• **Task to complete**
Take each line containing the word "this" and copy it.

Saved entries:
::::::

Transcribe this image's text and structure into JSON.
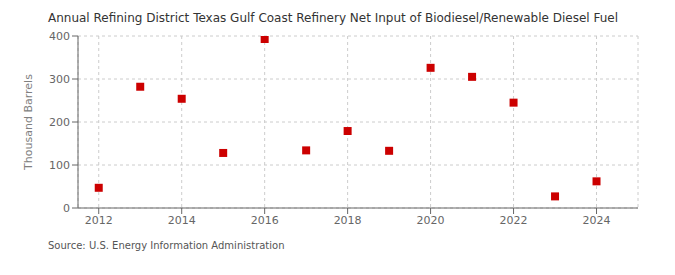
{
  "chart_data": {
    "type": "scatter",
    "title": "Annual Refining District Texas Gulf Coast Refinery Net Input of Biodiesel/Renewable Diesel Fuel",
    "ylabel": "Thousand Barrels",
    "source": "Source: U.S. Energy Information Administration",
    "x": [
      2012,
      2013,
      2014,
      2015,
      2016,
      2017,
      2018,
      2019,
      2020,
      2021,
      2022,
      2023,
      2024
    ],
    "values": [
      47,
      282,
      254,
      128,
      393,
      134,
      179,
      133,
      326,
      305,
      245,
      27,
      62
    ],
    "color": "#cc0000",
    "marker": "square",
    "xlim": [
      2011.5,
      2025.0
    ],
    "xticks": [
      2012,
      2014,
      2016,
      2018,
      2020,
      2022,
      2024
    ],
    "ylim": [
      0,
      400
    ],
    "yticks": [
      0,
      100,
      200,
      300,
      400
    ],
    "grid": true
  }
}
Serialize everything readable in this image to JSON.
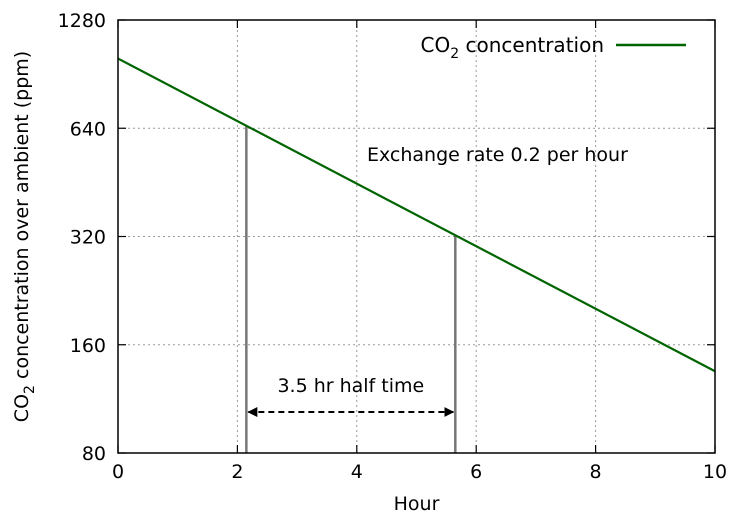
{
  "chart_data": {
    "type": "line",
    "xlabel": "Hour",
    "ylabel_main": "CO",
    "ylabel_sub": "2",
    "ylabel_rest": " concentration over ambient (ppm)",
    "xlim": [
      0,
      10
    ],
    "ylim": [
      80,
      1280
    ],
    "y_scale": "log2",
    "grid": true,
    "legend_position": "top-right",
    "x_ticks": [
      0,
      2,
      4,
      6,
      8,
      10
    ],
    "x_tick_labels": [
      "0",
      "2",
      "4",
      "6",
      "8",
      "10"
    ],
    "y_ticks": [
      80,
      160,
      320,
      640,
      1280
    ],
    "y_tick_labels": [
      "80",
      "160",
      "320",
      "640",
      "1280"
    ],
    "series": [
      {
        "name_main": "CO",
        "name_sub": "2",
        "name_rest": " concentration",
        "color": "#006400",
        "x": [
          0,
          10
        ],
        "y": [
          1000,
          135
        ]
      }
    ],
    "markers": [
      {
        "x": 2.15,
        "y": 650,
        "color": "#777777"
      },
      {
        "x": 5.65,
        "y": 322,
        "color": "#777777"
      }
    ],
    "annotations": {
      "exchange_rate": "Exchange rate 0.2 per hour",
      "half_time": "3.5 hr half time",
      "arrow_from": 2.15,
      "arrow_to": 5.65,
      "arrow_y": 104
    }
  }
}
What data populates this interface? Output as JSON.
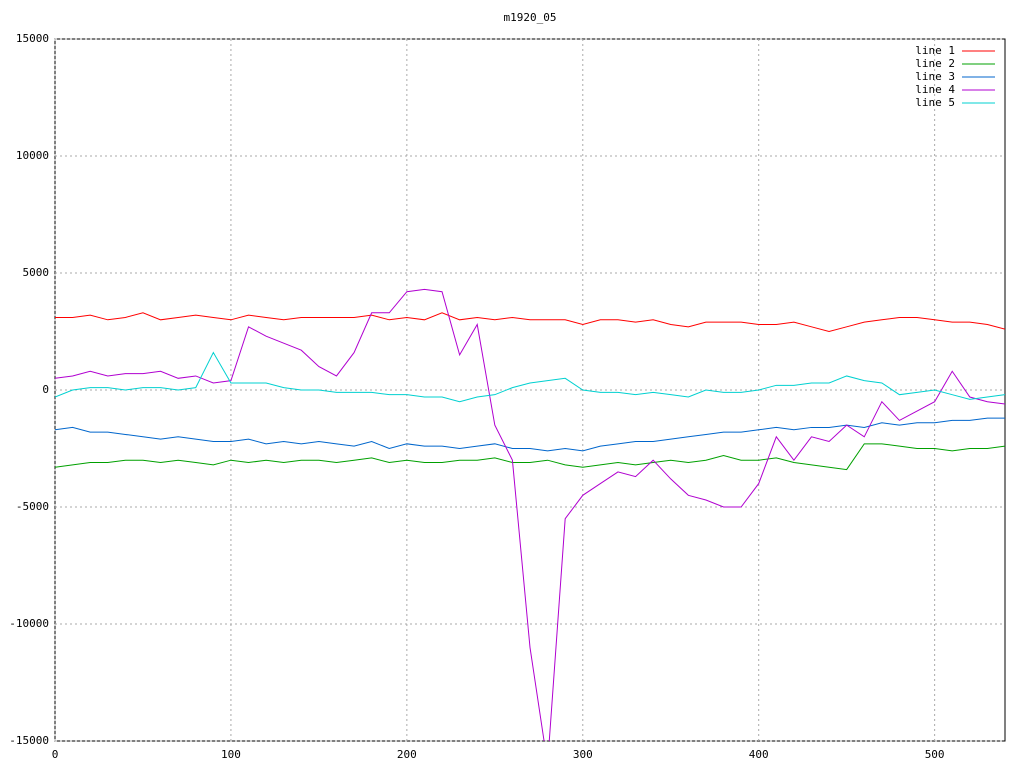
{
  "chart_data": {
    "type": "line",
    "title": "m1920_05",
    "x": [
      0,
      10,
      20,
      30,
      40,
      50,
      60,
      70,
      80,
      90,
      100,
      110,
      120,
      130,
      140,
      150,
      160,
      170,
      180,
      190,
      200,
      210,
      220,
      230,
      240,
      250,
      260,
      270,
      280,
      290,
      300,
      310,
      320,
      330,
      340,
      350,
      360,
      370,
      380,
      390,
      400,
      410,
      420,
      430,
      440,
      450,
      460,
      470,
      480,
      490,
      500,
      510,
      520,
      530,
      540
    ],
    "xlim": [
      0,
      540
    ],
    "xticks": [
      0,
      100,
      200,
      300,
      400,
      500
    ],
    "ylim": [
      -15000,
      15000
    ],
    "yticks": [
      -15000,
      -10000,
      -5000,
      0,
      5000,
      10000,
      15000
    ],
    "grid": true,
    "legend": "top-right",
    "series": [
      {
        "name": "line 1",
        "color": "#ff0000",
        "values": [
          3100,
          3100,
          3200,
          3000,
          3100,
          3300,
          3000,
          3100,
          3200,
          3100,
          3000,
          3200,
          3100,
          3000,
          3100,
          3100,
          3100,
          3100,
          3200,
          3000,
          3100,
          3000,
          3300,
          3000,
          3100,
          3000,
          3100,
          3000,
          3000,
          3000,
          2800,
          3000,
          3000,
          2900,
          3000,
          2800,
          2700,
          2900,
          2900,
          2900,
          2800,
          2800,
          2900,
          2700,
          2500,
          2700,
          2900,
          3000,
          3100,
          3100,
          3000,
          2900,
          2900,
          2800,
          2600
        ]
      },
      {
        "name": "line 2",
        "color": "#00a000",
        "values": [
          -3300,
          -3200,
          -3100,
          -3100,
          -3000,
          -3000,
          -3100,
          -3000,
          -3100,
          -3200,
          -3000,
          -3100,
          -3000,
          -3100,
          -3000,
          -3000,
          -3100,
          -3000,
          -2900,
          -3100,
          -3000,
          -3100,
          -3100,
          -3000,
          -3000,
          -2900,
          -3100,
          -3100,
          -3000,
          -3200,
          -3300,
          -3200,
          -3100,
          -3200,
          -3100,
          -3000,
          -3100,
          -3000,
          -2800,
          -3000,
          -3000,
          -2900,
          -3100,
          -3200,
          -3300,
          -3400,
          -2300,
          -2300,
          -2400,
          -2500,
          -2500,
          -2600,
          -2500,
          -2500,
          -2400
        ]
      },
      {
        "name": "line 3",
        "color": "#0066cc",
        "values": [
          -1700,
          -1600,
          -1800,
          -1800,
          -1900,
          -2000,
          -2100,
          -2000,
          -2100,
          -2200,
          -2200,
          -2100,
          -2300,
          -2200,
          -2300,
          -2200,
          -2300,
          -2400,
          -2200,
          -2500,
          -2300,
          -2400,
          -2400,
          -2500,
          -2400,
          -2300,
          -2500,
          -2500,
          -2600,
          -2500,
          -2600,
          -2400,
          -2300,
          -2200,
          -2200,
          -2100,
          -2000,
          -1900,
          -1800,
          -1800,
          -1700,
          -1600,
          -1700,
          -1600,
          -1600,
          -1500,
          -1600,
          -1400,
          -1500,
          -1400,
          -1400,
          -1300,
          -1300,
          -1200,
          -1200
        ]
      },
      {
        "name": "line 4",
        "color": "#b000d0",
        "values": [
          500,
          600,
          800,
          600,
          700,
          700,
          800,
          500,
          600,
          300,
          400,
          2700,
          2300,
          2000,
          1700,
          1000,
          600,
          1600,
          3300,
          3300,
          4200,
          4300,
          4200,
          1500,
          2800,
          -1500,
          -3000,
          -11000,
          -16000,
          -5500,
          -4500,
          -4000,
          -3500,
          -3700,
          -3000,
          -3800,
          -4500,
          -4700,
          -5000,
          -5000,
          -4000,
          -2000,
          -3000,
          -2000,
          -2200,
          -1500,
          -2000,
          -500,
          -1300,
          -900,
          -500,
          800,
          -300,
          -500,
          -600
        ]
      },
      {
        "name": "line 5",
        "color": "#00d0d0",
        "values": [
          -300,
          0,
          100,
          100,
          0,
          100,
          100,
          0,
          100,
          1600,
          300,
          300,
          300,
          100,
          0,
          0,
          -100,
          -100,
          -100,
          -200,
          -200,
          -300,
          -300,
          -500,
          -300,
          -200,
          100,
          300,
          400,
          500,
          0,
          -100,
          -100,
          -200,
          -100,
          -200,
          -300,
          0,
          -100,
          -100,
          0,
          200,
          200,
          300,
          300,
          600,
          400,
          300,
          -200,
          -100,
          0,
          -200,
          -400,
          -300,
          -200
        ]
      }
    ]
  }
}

::::::

• **Answer to the exercise**
Transcribe this image's text and structure into JSON.
Serialize everything readable in this image to JSON.
What data populates this interface? Output as JSON.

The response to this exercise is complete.